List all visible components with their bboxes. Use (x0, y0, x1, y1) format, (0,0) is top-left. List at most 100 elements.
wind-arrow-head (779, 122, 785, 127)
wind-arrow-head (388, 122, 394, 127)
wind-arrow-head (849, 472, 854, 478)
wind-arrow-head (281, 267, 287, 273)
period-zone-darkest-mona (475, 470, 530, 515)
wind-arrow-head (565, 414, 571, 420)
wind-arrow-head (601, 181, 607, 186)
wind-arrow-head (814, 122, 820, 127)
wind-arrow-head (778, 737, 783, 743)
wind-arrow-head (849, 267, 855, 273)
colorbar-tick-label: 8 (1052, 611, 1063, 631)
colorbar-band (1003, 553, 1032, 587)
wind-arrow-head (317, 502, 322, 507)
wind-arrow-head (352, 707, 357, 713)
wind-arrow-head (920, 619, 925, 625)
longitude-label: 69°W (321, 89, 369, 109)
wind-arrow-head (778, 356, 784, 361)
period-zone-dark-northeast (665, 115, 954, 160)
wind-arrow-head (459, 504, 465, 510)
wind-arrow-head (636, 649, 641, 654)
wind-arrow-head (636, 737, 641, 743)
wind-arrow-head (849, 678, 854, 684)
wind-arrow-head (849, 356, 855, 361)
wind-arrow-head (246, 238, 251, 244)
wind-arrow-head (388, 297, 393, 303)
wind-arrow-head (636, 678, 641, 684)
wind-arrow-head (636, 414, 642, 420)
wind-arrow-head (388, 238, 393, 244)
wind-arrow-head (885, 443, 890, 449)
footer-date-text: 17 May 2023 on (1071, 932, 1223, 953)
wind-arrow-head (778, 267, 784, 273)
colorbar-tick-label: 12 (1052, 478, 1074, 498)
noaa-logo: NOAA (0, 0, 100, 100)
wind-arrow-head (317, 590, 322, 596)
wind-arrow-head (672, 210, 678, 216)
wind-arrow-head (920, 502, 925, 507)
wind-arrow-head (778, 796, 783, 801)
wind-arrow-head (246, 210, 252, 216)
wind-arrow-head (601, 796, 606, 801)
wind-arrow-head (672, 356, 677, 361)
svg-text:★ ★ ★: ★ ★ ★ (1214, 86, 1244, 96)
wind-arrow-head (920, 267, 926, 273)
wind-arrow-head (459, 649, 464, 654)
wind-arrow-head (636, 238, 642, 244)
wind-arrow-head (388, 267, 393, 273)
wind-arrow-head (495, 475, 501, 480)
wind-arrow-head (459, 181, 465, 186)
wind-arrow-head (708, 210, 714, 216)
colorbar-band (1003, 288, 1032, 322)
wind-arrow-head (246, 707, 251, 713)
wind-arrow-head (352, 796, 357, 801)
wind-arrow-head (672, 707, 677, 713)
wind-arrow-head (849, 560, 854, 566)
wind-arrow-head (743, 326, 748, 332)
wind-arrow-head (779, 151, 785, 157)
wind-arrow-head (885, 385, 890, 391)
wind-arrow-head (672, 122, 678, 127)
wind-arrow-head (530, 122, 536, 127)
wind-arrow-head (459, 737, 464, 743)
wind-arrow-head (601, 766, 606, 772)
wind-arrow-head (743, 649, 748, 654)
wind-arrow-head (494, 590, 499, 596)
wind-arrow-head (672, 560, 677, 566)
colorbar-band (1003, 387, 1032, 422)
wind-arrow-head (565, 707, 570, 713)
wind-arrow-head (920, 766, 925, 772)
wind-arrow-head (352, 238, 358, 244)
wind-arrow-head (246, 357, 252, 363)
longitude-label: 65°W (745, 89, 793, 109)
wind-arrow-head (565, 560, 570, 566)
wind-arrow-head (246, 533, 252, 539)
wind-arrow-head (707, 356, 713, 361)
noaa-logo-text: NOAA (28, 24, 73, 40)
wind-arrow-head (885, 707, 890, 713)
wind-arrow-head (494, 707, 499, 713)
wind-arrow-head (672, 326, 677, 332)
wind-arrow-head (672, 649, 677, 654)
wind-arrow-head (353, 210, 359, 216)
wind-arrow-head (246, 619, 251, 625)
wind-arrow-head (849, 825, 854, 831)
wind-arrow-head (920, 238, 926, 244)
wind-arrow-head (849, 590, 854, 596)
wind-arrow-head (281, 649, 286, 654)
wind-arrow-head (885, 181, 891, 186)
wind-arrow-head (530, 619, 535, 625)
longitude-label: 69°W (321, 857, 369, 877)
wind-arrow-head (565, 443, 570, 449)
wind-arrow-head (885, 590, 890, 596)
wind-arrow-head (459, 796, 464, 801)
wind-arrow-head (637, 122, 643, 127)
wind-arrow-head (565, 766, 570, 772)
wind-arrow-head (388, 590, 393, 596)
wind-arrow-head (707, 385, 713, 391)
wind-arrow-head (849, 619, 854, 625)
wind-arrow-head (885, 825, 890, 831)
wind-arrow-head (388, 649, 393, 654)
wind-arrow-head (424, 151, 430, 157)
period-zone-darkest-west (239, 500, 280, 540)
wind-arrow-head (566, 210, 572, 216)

*Exercise description:* Update the material above by replacing every "colorbar-band" with "colorbar-segment". Keep everything else the same.

*Complete output:*
List all visible components with their bboxes. Use (x0, y0, x1, y1) format, (0,0) is top-left. List at most 100 elements.
wind-arrow-head (779, 122, 785, 127)
wind-arrow-head (388, 122, 394, 127)
wind-arrow-head (849, 472, 854, 478)
wind-arrow-head (281, 267, 287, 273)
period-zone-darkest-mona (475, 470, 530, 515)
wind-arrow-head (565, 414, 571, 420)
wind-arrow-head (601, 181, 607, 186)
wind-arrow-head (814, 122, 820, 127)
wind-arrow-head (778, 737, 783, 743)
wind-arrow-head (849, 267, 855, 273)
colorbar-tick-label: 8 (1052, 611, 1063, 631)
colorbar-segment (1003, 553, 1032, 587)
wind-arrow-head (317, 502, 322, 507)
wind-arrow-head (352, 707, 357, 713)
wind-arrow-head (920, 619, 925, 625)
longitude-label: 69°W (321, 89, 369, 109)
wind-arrow-head (778, 356, 784, 361)
period-zone-dark-northeast (665, 115, 954, 160)
wind-arrow-head (459, 504, 465, 510)
wind-arrow-head (636, 649, 641, 654)
wind-arrow-head (636, 737, 641, 743)
wind-arrow-head (849, 678, 854, 684)
wind-arrow-head (849, 356, 855, 361)
wind-arrow-head (246, 238, 251, 244)
wind-arrow-head (388, 297, 393, 303)
wind-arrow-head (636, 678, 641, 684)
wind-arrow-head (636, 414, 642, 420)
wind-arrow-head (388, 238, 393, 244)
wind-arrow-head (885, 443, 890, 449)
footer-date-text: 17 May 2023 on (1071, 932, 1223, 953)
wind-arrow-head (778, 267, 784, 273)
colorbar-tick-label: 12 (1052, 478, 1074, 498)
noaa-logo: NOAA (0, 0, 100, 100)
wind-arrow-head (317, 590, 322, 596)
wind-arrow-head (672, 210, 678, 216)
wind-arrow-head (920, 502, 925, 507)
wind-arrow-head (778, 796, 783, 801)
wind-arrow-head (246, 210, 252, 216)
wind-arrow-head (601, 796, 606, 801)
wind-arrow-head (672, 356, 677, 361)
svg-text:★ ★ ★: ★ ★ ★ (1214, 86, 1244, 96)
wind-arrow-head (920, 267, 926, 273)
wind-arrow-head (459, 649, 464, 654)
wind-arrow-head (636, 238, 642, 244)
wind-arrow-head (388, 267, 393, 273)
wind-arrow-head (495, 475, 501, 480)
wind-arrow-head (459, 181, 465, 186)
wind-arrow-head (708, 210, 714, 216)
colorbar-segment (1003, 288, 1032, 322)
wind-arrow-head (246, 707, 251, 713)
wind-arrow-head (352, 796, 357, 801)
wind-arrow-head (672, 707, 677, 713)
wind-arrow-head (849, 560, 854, 566)
wind-arrow-head (743, 326, 748, 332)
wind-arrow-head (779, 151, 785, 157)
wind-arrow-head (885, 385, 890, 391)
wind-arrow-head (672, 122, 678, 127)
wind-arrow-head (530, 122, 536, 127)
wind-arrow-head (459, 737, 464, 743)
wind-arrow-head (601, 766, 606, 772)
wind-arrow-head (743, 649, 748, 654)
wind-arrow-head (494, 590, 499, 596)
wind-arrow-head (672, 560, 677, 566)
colorbar-segment (1003, 387, 1032, 422)
wind-arrow-head (565, 707, 570, 713)
wind-arrow-head (920, 766, 925, 772)
wind-arrow-head (352, 238, 358, 244)
wind-arrow-head (246, 357, 252, 363)
longitude-label: 65°W (745, 89, 793, 109)
wind-arrow-head (565, 560, 570, 566)
wind-arrow-head (246, 533, 252, 539)
wind-arrow-head (707, 356, 713, 361)
noaa-logo-text: NOAA (28, 24, 73, 40)
wind-arrow-head (885, 707, 890, 713)
wind-arrow-head (494, 707, 499, 713)
wind-arrow-head (672, 326, 677, 332)
wind-arrow-head (672, 649, 677, 654)
wind-arrow-head (353, 210, 359, 216)
wind-arrow-head (246, 619, 251, 625)
wind-arrow-head (849, 825, 854, 831)
wind-arrow-head (920, 238, 926, 244)
wind-arrow-head (849, 590, 854, 596)
wind-arrow-head (281, 649, 286, 654)
wind-arrow-head (885, 181, 891, 186)
wind-arrow-head (530, 619, 535, 625)
longitude-label: 69°W (321, 857, 369, 877)
wind-arrow-head (565, 443, 570, 449)
wind-arrow-head (885, 590, 890, 596)
wind-arrow-head (459, 796, 464, 801)
wind-arrow-head (637, 122, 643, 127)
wind-arrow-head (565, 766, 570, 772)
wind-arrow-head (388, 590, 393, 596)
wind-arrow-head (707, 385, 713, 391)
wind-arrow-head (849, 619, 854, 625)
wind-arrow-head (885, 825, 890, 831)
wind-arrow-head (388, 649, 393, 654)
wind-arrow-head (424, 151, 430, 157)
period-zone-darkest-west (239, 500, 280, 540)
wind-arrow-head (566, 210, 572, 216)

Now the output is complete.